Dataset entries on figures
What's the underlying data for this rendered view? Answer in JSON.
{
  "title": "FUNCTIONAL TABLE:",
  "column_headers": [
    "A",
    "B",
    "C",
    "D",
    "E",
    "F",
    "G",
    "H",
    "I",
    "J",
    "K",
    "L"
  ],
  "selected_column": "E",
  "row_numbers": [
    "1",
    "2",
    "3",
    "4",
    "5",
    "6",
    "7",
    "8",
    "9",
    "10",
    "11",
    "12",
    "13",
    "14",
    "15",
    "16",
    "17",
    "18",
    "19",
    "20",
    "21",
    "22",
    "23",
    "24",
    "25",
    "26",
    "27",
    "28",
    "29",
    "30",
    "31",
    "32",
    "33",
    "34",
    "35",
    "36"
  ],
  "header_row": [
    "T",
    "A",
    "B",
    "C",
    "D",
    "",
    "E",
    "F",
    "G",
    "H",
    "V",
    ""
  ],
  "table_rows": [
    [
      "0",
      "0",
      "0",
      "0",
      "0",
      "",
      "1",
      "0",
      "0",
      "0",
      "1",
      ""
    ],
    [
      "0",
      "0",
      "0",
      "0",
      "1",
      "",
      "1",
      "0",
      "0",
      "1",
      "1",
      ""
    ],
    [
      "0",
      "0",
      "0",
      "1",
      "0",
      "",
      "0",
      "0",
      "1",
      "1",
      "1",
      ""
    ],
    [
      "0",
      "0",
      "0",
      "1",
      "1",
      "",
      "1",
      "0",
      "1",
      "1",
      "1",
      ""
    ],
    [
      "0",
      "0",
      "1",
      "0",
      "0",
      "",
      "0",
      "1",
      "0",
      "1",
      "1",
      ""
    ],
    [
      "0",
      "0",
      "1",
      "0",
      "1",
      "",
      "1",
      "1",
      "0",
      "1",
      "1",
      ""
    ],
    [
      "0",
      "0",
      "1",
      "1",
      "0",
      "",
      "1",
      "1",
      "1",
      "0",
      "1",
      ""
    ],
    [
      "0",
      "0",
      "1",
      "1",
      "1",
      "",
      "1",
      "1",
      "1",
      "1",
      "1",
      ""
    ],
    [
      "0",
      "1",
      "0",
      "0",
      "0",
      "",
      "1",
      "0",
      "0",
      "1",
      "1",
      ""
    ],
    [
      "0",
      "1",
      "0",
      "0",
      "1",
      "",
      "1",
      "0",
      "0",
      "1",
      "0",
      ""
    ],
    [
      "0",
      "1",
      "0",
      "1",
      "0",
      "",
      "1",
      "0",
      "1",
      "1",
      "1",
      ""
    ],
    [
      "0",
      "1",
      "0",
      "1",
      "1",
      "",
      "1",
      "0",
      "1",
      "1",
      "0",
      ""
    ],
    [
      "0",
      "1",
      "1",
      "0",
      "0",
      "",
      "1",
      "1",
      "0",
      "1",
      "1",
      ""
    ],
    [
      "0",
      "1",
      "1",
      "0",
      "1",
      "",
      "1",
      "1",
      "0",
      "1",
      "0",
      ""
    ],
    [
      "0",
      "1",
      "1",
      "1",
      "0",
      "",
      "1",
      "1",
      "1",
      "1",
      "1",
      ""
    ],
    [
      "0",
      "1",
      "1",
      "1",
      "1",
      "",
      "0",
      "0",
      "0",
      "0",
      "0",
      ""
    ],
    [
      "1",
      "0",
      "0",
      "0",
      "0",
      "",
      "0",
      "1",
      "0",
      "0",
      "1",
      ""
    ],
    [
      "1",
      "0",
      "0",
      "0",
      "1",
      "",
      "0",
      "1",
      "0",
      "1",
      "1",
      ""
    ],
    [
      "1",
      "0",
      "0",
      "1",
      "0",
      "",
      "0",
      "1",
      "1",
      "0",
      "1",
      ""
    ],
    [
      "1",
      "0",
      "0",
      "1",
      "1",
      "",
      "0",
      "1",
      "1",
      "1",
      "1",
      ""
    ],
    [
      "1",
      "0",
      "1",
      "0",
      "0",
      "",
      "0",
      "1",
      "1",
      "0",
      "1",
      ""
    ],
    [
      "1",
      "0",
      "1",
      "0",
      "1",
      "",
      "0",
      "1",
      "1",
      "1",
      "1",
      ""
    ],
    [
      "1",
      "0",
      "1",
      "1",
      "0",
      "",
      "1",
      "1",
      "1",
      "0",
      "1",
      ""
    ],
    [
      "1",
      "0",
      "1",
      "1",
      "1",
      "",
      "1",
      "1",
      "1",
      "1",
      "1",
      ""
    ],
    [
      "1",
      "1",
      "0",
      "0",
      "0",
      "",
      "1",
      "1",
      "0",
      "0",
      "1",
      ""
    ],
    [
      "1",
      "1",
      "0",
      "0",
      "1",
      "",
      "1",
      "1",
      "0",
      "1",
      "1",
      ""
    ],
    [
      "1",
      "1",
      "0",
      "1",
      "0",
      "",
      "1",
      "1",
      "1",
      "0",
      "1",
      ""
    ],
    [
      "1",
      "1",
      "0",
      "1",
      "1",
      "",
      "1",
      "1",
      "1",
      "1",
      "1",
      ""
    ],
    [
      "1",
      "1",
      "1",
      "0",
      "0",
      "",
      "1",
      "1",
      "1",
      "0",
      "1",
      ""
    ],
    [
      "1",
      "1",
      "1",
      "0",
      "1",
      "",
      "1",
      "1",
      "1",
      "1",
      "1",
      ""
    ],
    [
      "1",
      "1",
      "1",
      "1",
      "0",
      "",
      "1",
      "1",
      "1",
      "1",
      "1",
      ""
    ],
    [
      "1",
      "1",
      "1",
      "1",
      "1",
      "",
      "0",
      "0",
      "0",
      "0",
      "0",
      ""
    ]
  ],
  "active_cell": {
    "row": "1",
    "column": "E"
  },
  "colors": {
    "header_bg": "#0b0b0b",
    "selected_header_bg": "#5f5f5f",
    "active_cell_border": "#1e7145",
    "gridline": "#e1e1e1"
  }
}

▶ **Given instruction**: Above are the records; retype every one exactly.

▶ **Written answer**:
What's the underlying data for this rendered view? Answer in JSON.
{
  "title": "FUNCTIONAL TABLE:",
  "column_headers": [
    "A",
    "B",
    "C",
    "D",
    "E",
    "F",
    "G",
    "H",
    "I",
    "J",
    "K",
    "L"
  ],
  "selected_column": "E",
  "row_numbers": [
    "1",
    "2",
    "3",
    "4",
    "5",
    "6",
    "7",
    "8",
    "9",
    "10",
    "11",
    "12",
    "13",
    "14",
    "15",
    "16",
    "17",
    "18",
    "19",
    "20",
    "21",
    "22",
    "23",
    "24",
    "25",
    "26",
    "27",
    "28",
    "29",
    "30",
    "31",
    "32",
    "33",
    "34",
    "35",
    "36"
  ],
  "header_row": [
    "T",
    "A",
    "B",
    "C",
    "D",
    "",
    "E",
    "F",
    "G",
    "H",
    "V",
    ""
  ],
  "table_rows": [
    [
      "0",
      "0",
      "0",
      "0",
      "0",
      "",
      "1",
      "0",
      "0",
      "0",
      "1",
      ""
    ],
    [
      "0",
      "0",
      "0",
      "0",
      "1",
      "",
      "1",
      "0",
      "0",
      "1",
      "1",
      ""
    ],
    [
      "0",
      "0",
      "0",
      "1",
      "0",
      "",
      "0",
      "0",
      "1",
      "1",
      "1",
      ""
    ],
    [
      "0",
      "0",
      "0",
      "1",
      "1",
      "",
      "1",
      "0",
      "1",
      "1",
      "1",
      ""
    ],
    [
      "0",
      "0",
      "1",
      "0",
      "0",
      "",
      "0",
      "1",
      "0",
      "1",
      "1",
      ""
    ],
    [
      "0",
      "0",
      "1",
      "0",
      "1",
      "",
      "1",
      "1",
      "0",
      "1",
      "1",
      ""
    ],
    [
      "0",
      "0",
      "1",
      "1",
      "0",
      "",
      "1",
      "1",
      "1",
      "0",
      "1",
      ""
    ],
    [
      "0",
      "0",
      "1",
      "1",
      "1",
      "",
      "1",
      "1",
      "1",
      "1",
      "1",
      ""
    ],
    [
      "0",
      "1",
      "0",
      "0",
      "0",
      "",
      "1",
      "0",
      "0",
      "1",
      "1",
      ""
    ],
    [
      "0",
      "1",
      "0",
      "0",
      "1",
      "",
      "1",
      "0",
      "0",
      "1",
      "0",
      ""
    ],
    [
      "0",
      "1",
      "0",
      "1",
      "0",
      "",
      "1",
      "0",
      "1",
      "1",
      "1",
      ""
    ],
    [
      "0",
      "1",
      "0",
      "1",
      "1",
      "",
      "1",
      "0",
      "1",
      "1",
      "0",
      ""
    ],
    [
      "0",
      "1",
      "1",
      "0",
      "0",
      "",
      "1",
      "1",
      "0",
      "1",
      "1",
      ""
    ],
    [
      "0",
      "1",
      "1",
      "0",
      "1",
      "",
      "1",
      "1",
      "0",
      "1",
      "0",
      ""
    ],
    [
      "0",
      "1",
      "1",
      "1",
      "0",
      "",
      "1",
      "1",
      "1",
      "1",
      "1",
      ""
    ],
    [
      "0",
      "1",
      "1",
      "1",
      "1",
      "",
      "0",
      "0",
      "0",
      "0",
      "0",
      ""
    ],
    [
      "1",
      "0",
      "0",
      "0",
      "0",
      "",
      "0",
      "1",
      "0",
      "0",
      "1",
      ""
    ],
    [
      "1",
      "0",
      "0",
      "0",
      "1",
      "",
      "0",
      "1",
      "0",
      "1",
      "1",
      ""
    ],
    [
      "1",
      "0",
      "0",
      "1",
      "0",
      "",
      "0",
      "1",
      "1",
      "0",
      "1",
      ""
    ],
    [
      "1",
      "0",
      "0",
      "1",
      "1",
      "",
      "0",
      "1",
      "1",
      "1",
      "1",
      ""
    ],
    [
      "1",
      "0",
      "1",
      "0",
      "0",
      "",
      "0",
      "1",
      "1",
      "0",
      "1",
      ""
    ],
    [
      "1",
      "0",
      "1",
      "0",
      "1",
      "",
      "0",
      "1",
      "1",
      "1",
      "1",
      ""
    ],
    [
      "1",
      "0",
      "1",
      "1",
      "0",
      "",
      "1",
      "1",
      "1",
      "0",
      "1",
      ""
    ],
    [
      "1",
      "0",
      "1",
      "1",
      "1",
      "",
      "1",
      "1",
      "1",
      "1",
      "1",
      ""
    ],
    [
      "1",
      "1",
      "0",
      "0",
      "0",
      "",
      "1",
      "1",
      "0",
      "0",
      "1",
      ""
    ],
    [
      "1",
      "1",
      "0",
      "0",
      "1",
      "",
      "1",
      "1",
      "0",
      "1",
      "1",
      ""
    ],
    [
      "1",
      "1",
      "0",
      "1",
      "0",
      "",
      "1",
      "1",
      "1",
      "0",
      "1",
      ""
    ],
    [
      "1",
      "1",
      "0",
      "1",
      "1",
      "",
      "1",
      "1",
      "1",
      "1",
      "1",
      ""
    ],
    [
      "1",
      "1",
      "1",
      "0",
      "0",
      "",
      "1",
      "1",
      "1",
      "0",
      "1",
      ""
    ],
    [
      "1",
      "1",
      "1",
      "0",
      "1",
      "",
      "1",
      "1",
      "1",
      "1",
      "1",
      ""
    ],
    [
      "1",
      "1",
      "1",
      "1",
      "0",
      "",
      "1",
      "1",
      "1",
      "1",
      "1",
      ""
    ],
    [
      "1",
      "1",
      "1",
      "1",
      "1",
      "",
      "0",
      "0",
      "0",
      "0",
      "0",
      ""
    ]
  ],
  "active_cell": {
    "row": "1",
    "column": "E"
  },
  "colors": {
    "header_bg": "#0b0b0b",
    "selected_header_bg": "#5f5f5f",
    "active_cell_border": "#1e7145",
    "gridline": "#e1e1e1"
  }
}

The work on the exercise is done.